__THE INPUT__.
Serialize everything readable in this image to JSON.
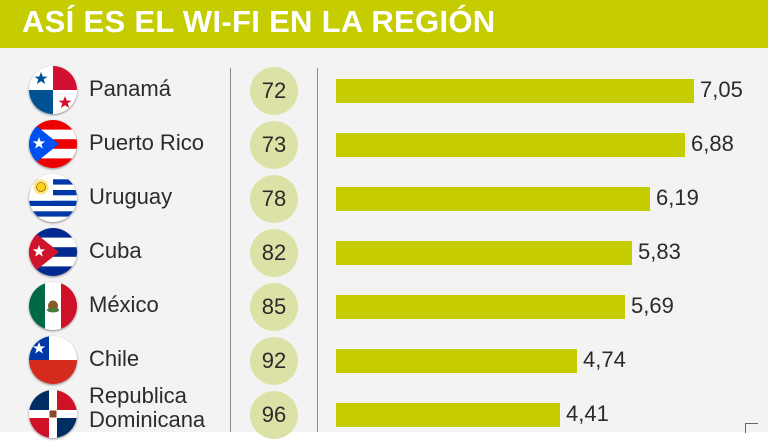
{
  "header": {
    "title": "ASÍ ES EL WI-FI EN LA REGIÓN"
  },
  "colors": {
    "accent": "#c5cc00",
    "rank_circle": "#dce2a6",
    "panel_bg": "#f3f3f3"
  },
  "chart_data": {
    "type": "bar",
    "orientation": "horizontal",
    "title": "ASÍ ES EL WI-FI EN LA REGIÓN",
    "categories": [
      "Panamá",
      "Puerto Rico",
      "Uruguay",
      "Cuba",
      "México",
      "Chile",
      "Republica Dominicana"
    ],
    "ranks": [
      "72",
      "73",
      "78",
      "82",
      "85",
      "92",
      "96"
    ],
    "values": [
      7.05,
      6.88,
      6.19,
      5.83,
      5.69,
      4.74,
      4.41
    ],
    "value_labels": [
      "7,05",
      "6,88",
      "6,19",
      "5,83",
      "5,69",
      "4,74",
      "4,41"
    ],
    "flags": [
      "panama-flag-icon",
      "puerto-rico-flag-icon",
      "uruguay-flag-icon",
      "cuba-flag-icon",
      "mexico-flag-icon",
      "chile-flag-icon",
      "dominican-republic-flag-icon"
    ],
    "xlim": [
      0,
      7.05
    ],
    "grid": false,
    "legend": "none"
  }
}
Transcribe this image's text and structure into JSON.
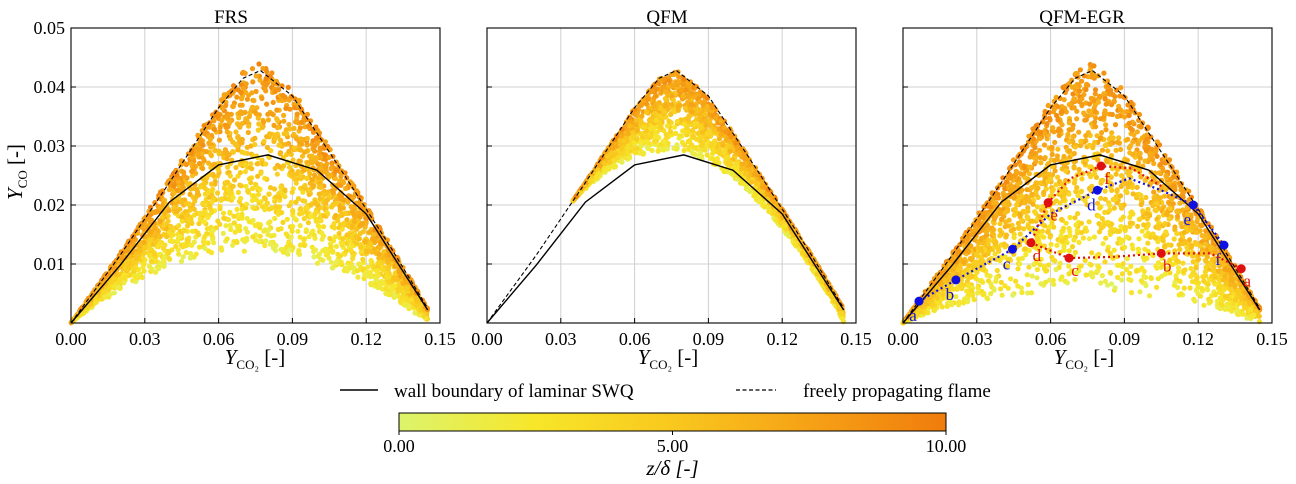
{
  "chart_data": [
    {
      "type": "scatter",
      "title": "FRS",
      "xlabel": "Y_CO2 [-]",
      "ylabel": "Y_CO [-]",
      "xlim": [
        0,
        0.15
      ],
      "ylim": [
        0,
        0.05
      ],
      "xticks": [
        "0.00",
        "0.03",
        "0.06",
        "0.09",
        "0.12",
        "0.15"
      ],
      "yticks": [
        "0.01",
        "0.02",
        "0.03",
        "0.04",
        "0.05"
      ],
      "cloud": {
        "description_free": true,
        "lower_y_at_mid": 0.012,
        "upper_y_peak": 0.044,
        "peak_x": 0.075,
        "x_end": 0.145
      },
      "series": [
        {
          "name": "wall boundary of laminar SWQ",
          "style": "solid",
          "x": [
            0,
            0.02,
            0.04,
            0.06,
            0.08,
            0.1,
            0.12,
            0.145
          ],
          "y": [
            0,
            0.0098,
            0.0205,
            0.0268,
            0.0285,
            0.0259,
            0.0185,
            0.0022
          ]
        },
        {
          "name": "freely propagating flame",
          "style": "dashed",
          "x": [
            0,
            0.02,
            0.04,
            0.06,
            0.07,
            0.077,
            0.09,
            0.11,
            0.13,
            0.145
          ],
          "y": [
            0,
            0.0115,
            0.0238,
            0.0365,
            0.0415,
            0.0428,
            0.0385,
            0.0258,
            0.0128,
            0.0025
          ]
        }
      ]
    },
    {
      "type": "scatter",
      "title": "QFM",
      "xlabel": "Y_CO2 [-]",
      "ylabel": "",
      "xlim": [
        0,
        0.15
      ],
      "ylim": [
        0,
        0.05
      ],
      "xticks": [
        "0.00",
        "0.03",
        "0.06",
        "0.09",
        "0.12",
        "0.15"
      ],
      "cloud": {
        "lower_y_at_mid": 0.029,
        "upper_y_peak": 0.043,
        "peak_x": 0.075,
        "x_end": 0.145
      },
      "series": [
        {
          "name": "wall boundary of laminar SWQ",
          "style": "solid",
          "x": [
            0,
            0.02,
            0.04,
            0.06,
            0.08,
            0.1,
            0.12,
            0.145
          ],
          "y": [
            0,
            0.0098,
            0.0205,
            0.0268,
            0.0285,
            0.0259,
            0.0185,
            0.0022
          ]
        },
        {
          "name": "freely propagating flame",
          "style": "dashed",
          "x": [
            0,
            0.02,
            0.04,
            0.06,
            0.07,
            0.077,
            0.09,
            0.11,
            0.13,
            0.145
          ],
          "y": [
            0,
            0.0115,
            0.0238,
            0.0365,
            0.0415,
            0.0428,
            0.0385,
            0.0258,
            0.0128,
            0.0025
          ]
        }
      ]
    },
    {
      "type": "scatter",
      "title": "QFM-EGR",
      "xlabel": "Y_CO2 [-]",
      "ylabel": "",
      "xlim": [
        0,
        0.15
      ],
      "ylim": [
        0,
        0.05
      ],
      "xticks": [
        "0.00",
        "0.03",
        "0.06",
        "0.09",
        "0.12",
        "0.15"
      ],
      "cloud": {
        "lower_y_at_mid": 0.006,
        "upper_y_peak": 0.044,
        "peak_x": 0.075,
        "x_end": 0.145
      },
      "series": [
        {
          "name": "wall boundary of laminar SWQ",
          "style": "solid",
          "x": [
            0,
            0.02,
            0.04,
            0.06,
            0.08,
            0.1,
            0.12,
            0.145
          ],
          "y": [
            0,
            0.0098,
            0.0205,
            0.0268,
            0.0285,
            0.0259,
            0.0185,
            0.0022
          ]
        },
        {
          "name": "freely propagating flame",
          "style": "dashed",
          "x": [
            0,
            0.02,
            0.04,
            0.06,
            0.07,
            0.077,
            0.09,
            0.11,
            0.13,
            0.145
          ],
          "y": [
            0,
            0.0115,
            0.0238,
            0.0365,
            0.0415,
            0.0428,
            0.0385,
            0.0258,
            0.0128,
            0.0025
          ]
        }
      ],
      "paths": [
        {
          "name": "blue",
          "color": "#1010e0",
          "points": [
            {
              "label": "a",
              "x": 0.0065,
              "y": 0.0037
            },
            {
              "label": "b",
              "x": 0.0215,
              "y": 0.0073
            },
            {
              "label": "c",
              "x": 0.0445,
              "y": 0.0125
            },
            {
              "label": "d",
              "x": 0.079,
              "y": 0.0225
            },
            {
              "label": "e",
              "x": 0.118,
              "y": 0.02
            },
            {
              "label": "f",
              "x": 0.1305,
              "y": 0.0132
            }
          ],
          "dotted_via": [
            [
              0.0065,
              0.0037
            ],
            [
              0.0215,
              0.0073
            ],
            [
              0.0445,
              0.0125
            ],
            [
              0.06,
              0.0185
            ],
            [
              0.079,
              0.0225
            ],
            [
              0.092,
              0.0245
            ],
            [
              0.105,
              0.0225
            ],
            [
              0.118,
              0.02
            ],
            [
              0.1305,
              0.0132
            ]
          ]
        },
        {
          "name": "red",
          "color": "#e01010",
          "points": [
            {
              "label": "a",
              "x": 0.1375,
              "y": 0.0092
            },
            {
              "label": "b",
              "x": 0.105,
              "y": 0.0118
            },
            {
              "label": "c",
              "x": 0.0675,
              "y": 0.011
            },
            {
              "label": "d",
              "x": 0.052,
              "y": 0.0136
            },
            {
              "label": "e",
              "x": 0.059,
              "y": 0.0204
            },
            {
              "label": "f",
              "x": 0.0805,
              "y": 0.0266
            }
          ],
          "dotted_via": [
            [
              0.1375,
              0.0092
            ],
            [
              0.125,
              0.0118
            ],
            [
              0.105,
              0.0118
            ],
            [
              0.085,
              0.0112
            ],
            [
              0.0675,
              0.011
            ],
            [
              0.052,
              0.0136
            ],
            [
              0.059,
              0.0204
            ],
            [
              0.068,
              0.0245
            ],
            [
              0.0805,
              0.0266
            ],
            [
              0.093,
              0.0262
            ],
            [
              0.105,
              0.0232
            ]
          ]
        }
      ]
    }
  ],
  "legend": {
    "solid_label": "wall boundary of laminar SWQ",
    "dashed_label": "freely propagating flame"
  },
  "colorbar": {
    "ticks": [
      "0.00",
      "5.00",
      "10.00"
    ],
    "min": 0,
    "max": 10,
    "label": "z/δ [-]",
    "colors": [
      "#dcf46c",
      "#f7e62a",
      "#f9c81e",
      "#f59a14",
      "#f07c0c"
    ]
  }
}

__EXERCISE GOAL__.
Reproduce each entry verbatim, excluding any embedded images.

__OUTPUT BELOW__.
Serialize everything readable in this image to JSON.
{
  "header": {
    "title": "ASÍ ES EL WI-FI EN LA REGIÓN"
  },
  "colors": {
    "accent": "#c5cc00",
    "rank_circle": "#dce2a6",
    "panel_bg": "#f3f3f3"
  },
  "chart_data": {
    "type": "bar",
    "orientation": "horizontal",
    "title": "ASÍ ES EL WI-FI EN LA REGIÓN",
    "categories": [
      "Panamá",
      "Puerto Rico",
      "Uruguay",
      "Cuba",
      "México",
      "Chile",
      "Republica Dominicana"
    ],
    "ranks": [
      "72",
      "73",
      "78",
      "82",
      "85",
      "92",
      "96"
    ],
    "values": [
      7.05,
      6.88,
      6.19,
      5.83,
      5.69,
      4.74,
      4.41
    ],
    "value_labels": [
      "7,05",
      "6,88",
      "6,19",
      "5,83",
      "5,69",
      "4,74",
      "4,41"
    ],
    "flags": [
      "panama-flag-icon",
      "puerto-rico-flag-icon",
      "uruguay-flag-icon",
      "cuba-flag-icon",
      "mexico-flag-icon",
      "chile-flag-icon",
      "dominican-republic-flag-icon"
    ],
    "xlim": [
      0,
      7.05
    ],
    "grid": false,
    "legend": "none"
  }
}
Transcribe this image's text and structure into JSON.
{
  "chart_data": [
    {
      "type": "scatter",
      "title": "FRS",
      "xlabel": "Y_CO2 [-]",
      "ylabel": "Y_CO [-]",
      "xlim": [
        0,
        0.15
      ],
      "ylim": [
        0,
        0.05
      ],
      "xticks": [
        "0.00",
        "0.03",
        "0.06",
        "0.09",
        "0.12",
        "0.15"
      ],
      "yticks": [
        "0.01",
        "0.02",
        "0.03",
        "0.04",
        "0.05"
      ],
      "cloud": {
        "description_free": true,
        "lower_y_at_mid": 0.012,
        "upper_y_peak": 0.044,
        "peak_x": 0.075,
        "x_end": 0.145
      },
      "series": [
        {
          "name": "wall boundary of laminar SWQ",
          "style": "solid",
          "x": [
            0,
            0.02,
            0.04,
            0.06,
            0.08,
            0.1,
            0.12,
            0.145
          ],
          "y": [
            0,
            0.0098,
            0.0205,
            0.0268,
            0.0285,
            0.0259,
            0.0185,
            0.0022
          ]
        },
        {
          "name": "freely propagating flame",
          "style": "dashed",
          "x": [
            0,
            0.02,
            0.04,
            0.06,
            0.07,
            0.077,
            0.09,
            0.11,
            0.13,
            0.145
          ],
          "y": [
            0,
            0.0115,
            0.0238,
            0.0365,
            0.0415,
            0.0428,
            0.0385,
            0.0258,
            0.0128,
            0.0025
          ]
        }
      ]
    },
    {
      "type": "scatter",
      "title": "QFM",
      "xlabel": "Y_CO2 [-]",
      "ylabel": "",
      "xlim": [
        0,
        0.15
      ],
      "ylim": [
        0,
        0.05
      ],
      "xticks": [
        "0.00",
        "0.03",
        "0.06",
        "0.09",
        "0.12",
        "0.15"
      ],
      "cloud": {
        "lower_y_at_mid": 0.029,
        "upper_y_peak": 0.043,
        "peak_x": 0.075,
        "x_end": 0.145
      },
      "series": [
        {
          "name": "wall boundary of laminar SWQ",
          "style": "solid",
          "x": [
            0,
            0.02,
            0.04,
            0.06,
            0.08,
            0.1,
            0.12,
            0.145
          ],
          "y": [
            0,
            0.0098,
            0.0205,
            0.0268,
            0.0285,
            0.0259,
            0.0185,
            0.0022
          ]
        },
        {
          "name": "freely propagating flame",
          "style": "dashed",
          "x": [
            0,
            0.02,
            0.04,
            0.06,
            0.07,
            0.077,
            0.09,
            0.11,
            0.13,
            0.145
          ],
          "y": [
            0,
            0.0115,
            0.0238,
            0.0365,
            0.0415,
            0.0428,
            0.0385,
            0.0258,
            0.0128,
            0.0025
          ]
        }
      ]
    },
    {
      "type": "scatter",
      "title": "QFM-EGR",
      "xlabel": "Y_CO2 [-]",
      "ylabel": "",
      "xlim": [
        0,
        0.15
      ],
      "ylim": [
        0,
        0.05
      ],
      "xticks": [
        "0.00",
        "0.03",
        "0.06",
        "0.09",
        "0.12",
        "0.15"
      ],
      "cloud": {
        "lower_y_at_mid": 0.006,
        "upper_y_peak": 0.044,
        "peak_x": 0.075,
        "x_end": 0.145
      },
      "series": [
        {
          "name": "wall boundary of laminar SWQ",
          "style": "solid",
          "x": [
            0,
            0.02,
            0.04,
            0.06,
            0.08,
            0.1,
            0.12,
            0.145
          ],
          "y": [
            0,
            0.0098,
            0.0205,
            0.0268,
            0.0285,
            0.0259,
            0.0185,
            0.0022
          ]
        },
        {
          "name": "freely propagating flame",
          "style": "dashed",
          "x": [
            0,
            0.02,
            0.04,
            0.06,
            0.07,
            0.077,
            0.09,
            0.11,
            0.13,
            0.145
          ],
          "y": [
            0,
            0.0115,
            0.0238,
            0.0365,
            0.0415,
            0.0428,
            0.0385,
            0.0258,
            0.0128,
            0.0025
          ]
        }
      ],
      "paths": [
        {
          "name": "blue",
          "color": "#1010e0",
          "points": [
            {
              "label": "a",
              "x": 0.0065,
              "y": 0.0037
            },
            {
              "label": "b",
              "x": 0.0215,
              "y": 0.0073
            },
            {
              "label": "c",
              "x": 0.0445,
              "y": 0.0125
            },
            {
              "label": "d",
              "x": 0.079,
              "y": 0.0225
            },
            {
              "label": "e",
              "x": 0.118,
              "y": 0.02
            },
            {
              "label": "f",
              "x": 0.1305,
              "y": 0.0132
            }
          ],
          "dotted_via": [
            [
              0.0065,
              0.0037
            ],
            [
              0.0215,
              0.0073
            ],
            [
              0.0445,
              0.0125
            ],
            [
              0.06,
              0.0185
            ],
            [
              0.079,
              0.0225
            ],
            [
              0.092,
              0.0245
            ],
            [
              0.105,
              0.0225
            ],
            [
              0.118,
              0.02
            ],
            [
              0.1305,
              0.0132
            ]
          ]
        },
        {
          "name": "red",
          "color": "#e01010",
          "points": [
            {
              "label": "a",
              "x": 0.1375,
              "y": 0.0092
            },
            {
              "label": "b",
              "x": 0.105,
              "y": 0.0118
            },
            {
              "label": "c",
              "x": 0.0675,
              "y": 0.011
            },
            {
              "label": "d",
              "x": 0.052,
              "y": 0.0136
            },
            {
              "label": "e",
              "x": 0.059,
              "y": 0.0204
            },
            {
              "label": "f",
              "x": 0.0805,
              "y": 0.0266
            }
          ],
          "dotted_via": [
            [
              0.1375,
              0.0092
            ],
            [
              0.125,
              0.0118
            ],
            [
              0.105,
              0.0118
            ],
            [
              0.085,
              0.0112
            ],
            [
              0.0675,
              0.011
            ],
            [
              0.052,
              0.0136
            ],
            [
              0.059,
              0.0204
            ],
            [
              0.068,
              0.0245
            ],
            [
              0.0805,
              0.0266
            ],
            [
              0.093,
              0.0262
            ],
            [
              0.105,
              0.0232
            ]
          ]
        }
      ]
    }
  ],
  "legend": {
    "solid_label": "wall boundary of laminar SWQ",
    "dashed_label": "freely propagating flame"
  },
  "colorbar": {
    "ticks": [
      "0.00",
      "5.00",
      "10.00"
    ],
    "min": 0,
    "max": 10,
    "label": "z/δ [-]",
    "colors": [
      "#dcf46c",
      "#f7e62a",
      "#f9c81e",
      "#f59a14",
      "#f07c0c"
    ]
  }
}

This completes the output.